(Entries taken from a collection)
····················
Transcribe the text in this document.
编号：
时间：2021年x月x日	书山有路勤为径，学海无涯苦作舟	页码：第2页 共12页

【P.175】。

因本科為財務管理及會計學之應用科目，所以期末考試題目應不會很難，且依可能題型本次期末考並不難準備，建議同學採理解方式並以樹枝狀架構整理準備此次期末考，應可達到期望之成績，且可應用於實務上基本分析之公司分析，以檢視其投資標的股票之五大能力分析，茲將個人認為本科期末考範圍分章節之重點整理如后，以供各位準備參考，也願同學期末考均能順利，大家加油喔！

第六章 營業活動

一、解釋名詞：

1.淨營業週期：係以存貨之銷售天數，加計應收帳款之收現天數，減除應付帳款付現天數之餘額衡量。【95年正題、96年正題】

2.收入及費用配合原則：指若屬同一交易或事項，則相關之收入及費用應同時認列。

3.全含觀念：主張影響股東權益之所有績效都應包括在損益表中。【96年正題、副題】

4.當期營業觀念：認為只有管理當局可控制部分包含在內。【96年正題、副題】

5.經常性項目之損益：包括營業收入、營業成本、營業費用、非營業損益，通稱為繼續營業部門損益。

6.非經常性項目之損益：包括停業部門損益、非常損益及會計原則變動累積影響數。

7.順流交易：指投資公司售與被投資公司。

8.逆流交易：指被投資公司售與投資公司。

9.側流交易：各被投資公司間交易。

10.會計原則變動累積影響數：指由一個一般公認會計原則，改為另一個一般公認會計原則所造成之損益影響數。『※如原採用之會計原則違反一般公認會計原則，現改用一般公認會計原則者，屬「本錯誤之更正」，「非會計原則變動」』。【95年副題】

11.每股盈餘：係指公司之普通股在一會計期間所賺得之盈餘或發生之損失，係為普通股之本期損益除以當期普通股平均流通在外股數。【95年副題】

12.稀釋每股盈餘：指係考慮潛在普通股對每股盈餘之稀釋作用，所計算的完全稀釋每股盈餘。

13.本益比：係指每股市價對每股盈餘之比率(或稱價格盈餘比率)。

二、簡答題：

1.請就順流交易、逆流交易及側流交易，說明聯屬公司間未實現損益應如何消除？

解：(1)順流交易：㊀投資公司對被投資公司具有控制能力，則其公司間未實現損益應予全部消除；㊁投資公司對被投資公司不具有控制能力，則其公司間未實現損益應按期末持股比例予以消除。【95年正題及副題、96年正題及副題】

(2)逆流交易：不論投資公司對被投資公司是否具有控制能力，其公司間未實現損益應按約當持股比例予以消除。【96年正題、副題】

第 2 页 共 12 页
····················
Exercise instructions. Print the records once more, exactly as they were given.

Solution for this problem.
Transcribe the text in this document.
编号：
时间：2021年x月x日	书山有路勤为径，学海无涯苦作舟	页码：第2页 共12页

【P.175】。

因本科為財務管理及會計學之應用科目，所以期末考試題目應不會很難，且依可能題型本次期末考並不難準備，建議同學採理解方式並以樹枝狀架構整理準備此次期末考，應可達到期望之成績，且可應用於實務上基本分析之公司分析，以檢視其投資標的股票之五大能力分析，茲將個人認為本科期末考範圍分章節之重點整理如后，以供各位準備參考，也願同學期末考均能順利，大家加油喔！

第六章 營業活動

一、解釋名詞：

1.淨營業週期：係以存貨之銷售天數，加計應收帳款之收現天數，減除應付帳款付現天數之餘額衡量。【95年正題、96年正題】

2.收入及費用配合原則：指若屬同一交易或事項，則相關之收入及費用應同時認列。

3.全含觀念：主張影響股東權益之所有績效都應包括在損益表中。【96年正題、副題】

4.當期營業觀念：認為只有管理當局可控制部分包含在內。【96年正題、副題】

5.經常性項目之損益：包括營業收入、營業成本、營業費用、非營業損益，通稱為繼續營業部門損益。

6.非經常性項目之損益：包括停業部門損益、非常損益及會計原則變動累積影響數。

7.順流交易：指投資公司售與被投資公司。

8.逆流交易：指被投資公司售與投資公司。

9.側流交易：各被投資公司間交易。

10.會計原則變動累積影響數：指由一個一般公認會計原則，改為另一個一般公認會計原則所造成之損益影響數。『※如原採用之會計原則違反一般公認會計原則，現改用一般公認會計原則者，屬「本錯誤之更正」，「非會計原則變動」』。【95年副題】

11.每股盈餘：係指公司之普通股在一會計期間所賺得之盈餘或發生之損失，係為普通股之本期損益除以當期普通股平均流通在外股數。【95年副題】

12.稀釋每股盈餘：指係考慮潛在普通股對每股盈餘之稀釋作用，所計算的完全稀釋每股盈餘。

13.本益比：係指每股市價對每股盈餘之比率(或稱價格盈餘比率)。

二、簡答題：

1.請就順流交易、逆流交易及側流交易，說明聯屬公司間未實現損益應如何消除？

解：(1)順流交易：㊀投資公司對被投資公司具有控制能力，則其公司間未實現損益應予全部消除；㊁投資公司對被投資公司不具有控制能力，則其公司間未實現損益應按期末持股比例予以消除。【95年正題及副題、96年正題及副題】

(2)逆流交易：不論投資公司對被投資公司是否具有控制能力，其公司間未實現損益應按約當持股比例予以消除。【96年正題、副題】

第 2 页 共 12 页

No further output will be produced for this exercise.